WHAT THE EXERCISE ASKS: In this exercise, reproduce all the entries that follow exactly.

RECORDS SUPPLIED:
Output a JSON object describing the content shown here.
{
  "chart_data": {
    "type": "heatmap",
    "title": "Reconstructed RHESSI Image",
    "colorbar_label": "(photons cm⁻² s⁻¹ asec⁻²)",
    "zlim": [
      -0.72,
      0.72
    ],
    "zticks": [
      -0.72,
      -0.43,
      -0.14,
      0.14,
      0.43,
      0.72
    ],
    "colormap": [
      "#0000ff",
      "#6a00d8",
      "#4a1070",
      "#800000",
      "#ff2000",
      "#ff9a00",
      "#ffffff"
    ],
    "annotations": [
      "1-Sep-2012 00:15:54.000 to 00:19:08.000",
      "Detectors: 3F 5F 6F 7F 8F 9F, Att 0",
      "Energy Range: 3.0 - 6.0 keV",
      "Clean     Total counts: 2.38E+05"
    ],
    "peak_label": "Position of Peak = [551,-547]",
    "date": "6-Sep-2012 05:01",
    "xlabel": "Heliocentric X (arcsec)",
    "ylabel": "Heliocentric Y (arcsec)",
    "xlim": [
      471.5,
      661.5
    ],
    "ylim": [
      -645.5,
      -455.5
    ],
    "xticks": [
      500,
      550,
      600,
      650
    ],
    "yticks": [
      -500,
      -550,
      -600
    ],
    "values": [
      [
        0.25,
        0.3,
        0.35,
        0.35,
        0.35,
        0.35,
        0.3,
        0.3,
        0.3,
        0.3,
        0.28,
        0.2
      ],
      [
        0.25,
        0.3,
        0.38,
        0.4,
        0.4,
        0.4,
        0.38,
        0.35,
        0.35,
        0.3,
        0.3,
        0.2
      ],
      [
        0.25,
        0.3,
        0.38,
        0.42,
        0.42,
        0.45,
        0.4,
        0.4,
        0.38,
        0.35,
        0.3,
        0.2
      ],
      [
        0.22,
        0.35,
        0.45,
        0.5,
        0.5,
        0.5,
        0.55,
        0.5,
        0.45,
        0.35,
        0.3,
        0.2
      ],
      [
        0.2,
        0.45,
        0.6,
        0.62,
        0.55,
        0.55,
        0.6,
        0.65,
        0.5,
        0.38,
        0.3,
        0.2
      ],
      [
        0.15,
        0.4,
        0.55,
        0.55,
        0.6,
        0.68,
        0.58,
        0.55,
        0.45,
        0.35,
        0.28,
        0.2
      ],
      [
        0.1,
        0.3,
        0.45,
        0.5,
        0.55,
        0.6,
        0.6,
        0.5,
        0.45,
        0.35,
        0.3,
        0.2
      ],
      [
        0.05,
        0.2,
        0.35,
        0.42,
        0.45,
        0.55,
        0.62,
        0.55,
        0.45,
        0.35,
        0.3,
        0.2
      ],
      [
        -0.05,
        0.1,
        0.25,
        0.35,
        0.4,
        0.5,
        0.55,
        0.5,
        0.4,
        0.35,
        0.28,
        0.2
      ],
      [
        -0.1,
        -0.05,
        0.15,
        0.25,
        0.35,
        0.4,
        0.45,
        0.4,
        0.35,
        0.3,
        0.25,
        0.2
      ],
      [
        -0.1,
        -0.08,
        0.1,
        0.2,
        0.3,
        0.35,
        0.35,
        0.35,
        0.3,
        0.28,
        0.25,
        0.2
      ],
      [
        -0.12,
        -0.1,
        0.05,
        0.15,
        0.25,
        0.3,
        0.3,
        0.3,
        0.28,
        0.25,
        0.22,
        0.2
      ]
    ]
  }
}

OUTPUT FOR THIS EXERCISE:
Output a JSON object describing the content shown here.
{
  "chart_data": {
    "type": "heatmap",
    "title": "Reconstructed RHESSI Image",
    "colorbar_label": "(photons cm⁻² s⁻¹ asec⁻²)",
    "zlim": [
      -0.72,
      0.72
    ],
    "zticks": [
      -0.72,
      -0.43,
      -0.14,
      0.14,
      0.43,
      0.72
    ],
    "colormap": [
      "#0000ff",
      "#6a00d8",
      "#4a1070",
      "#800000",
      "#ff2000",
      "#ff9a00",
      "#ffffff"
    ],
    "annotations": [
      "1-Sep-2012 00:15:54.000 to 00:19:08.000",
      "Detectors: 3F 5F 6F 7F 8F 9F, Att 0",
      "Energy Range: 3.0 - 6.0 keV",
      "Clean     Total counts: 2.38E+05"
    ],
    "peak_label": "Position of Peak = [551,-547]",
    "date": "6-Sep-2012 05:01",
    "xlabel": "Heliocentric X (arcsec)",
    "ylabel": "Heliocentric Y (arcsec)",
    "xlim": [
      471.5,
      661.5
    ],
    "ylim": [
      -645.5,
      -455.5
    ],
    "xticks": [
      500,
      550,
      600,
      650
    ],
    "yticks": [
      -500,
      -550,
      -600
    ],
    "values": [
      [
        0.25,
        0.3,
        0.35,
        0.35,
        0.35,
        0.35,
        0.3,
        0.3,
        0.3,
        0.3,
        0.28,
        0.2
      ],
      [
        0.25,
        0.3,
        0.38,
        0.4,
        0.4,
        0.4,
        0.38,
        0.35,
        0.35,
        0.3,
        0.3,
        0.2
      ],
      [
        0.25,
        0.3,
        0.38,
        0.42,
        0.42,
        0.45,
        0.4,
        0.4,
        0.38,
        0.35,
        0.3,
        0.2
      ],
      [
        0.22,
        0.35,
        0.45,
        0.5,
        0.5,
        0.5,
        0.55,
        0.5,
        0.45,
        0.35,
        0.3,
        0.2
      ],
      [
        0.2,
        0.45,
        0.6,
        0.62,
        0.55,
        0.55,
        0.6,
        0.65,
        0.5,
        0.38,
        0.3,
        0.2
      ],
      [
        0.15,
        0.4,
        0.55,
        0.55,
        0.6,
        0.68,
        0.58,
        0.55,
        0.45,
        0.35,
        0.28,
        0.2
      ],
      [
        0.1,
        0.3,
        0.45,
        0.5,
        0.55,
        0.6,
        0.6,
        0.5,
        0.45,
        0.35,
        0.3,
        0.2
      ],
      [
        0.05,
        0.2,
        0.35,
        0.42,
        0.45,
        0.55,
        0.62,
        0.55,
        0.45,
        0.35,
        0.3,
        0.2
      ],
      [
        -0.05,
        0.1,
        0.25,
        0.35,
        0.4,
        0.5,
        0.55,
        0.5,
        0.4,
        0.35,
        0.28,
        0.2
      ],
      [
        -0.1,
        -0.05,
        0.15,
        0.25,
        0.35,
        0.4,
        0.45,
        0.4,
        0.35,
        0.3,
        0.25,
        0.2
      ],
      [
        -0.1,
        -0.08,
        0.1,
        0.2,
        0.3,
        0.35,
        0.35,
        0.35,
        0.3,
        0.28,
        0.25,
        0.2
      ],
      [
        -0.12,
        -0.1,
        0.05,
        0.15,
        0.25,
        0.3,
        0.3,
        0.3,
        0.28,
        0.25,
        0.22,
        0.2
      ]
    ]
  }
}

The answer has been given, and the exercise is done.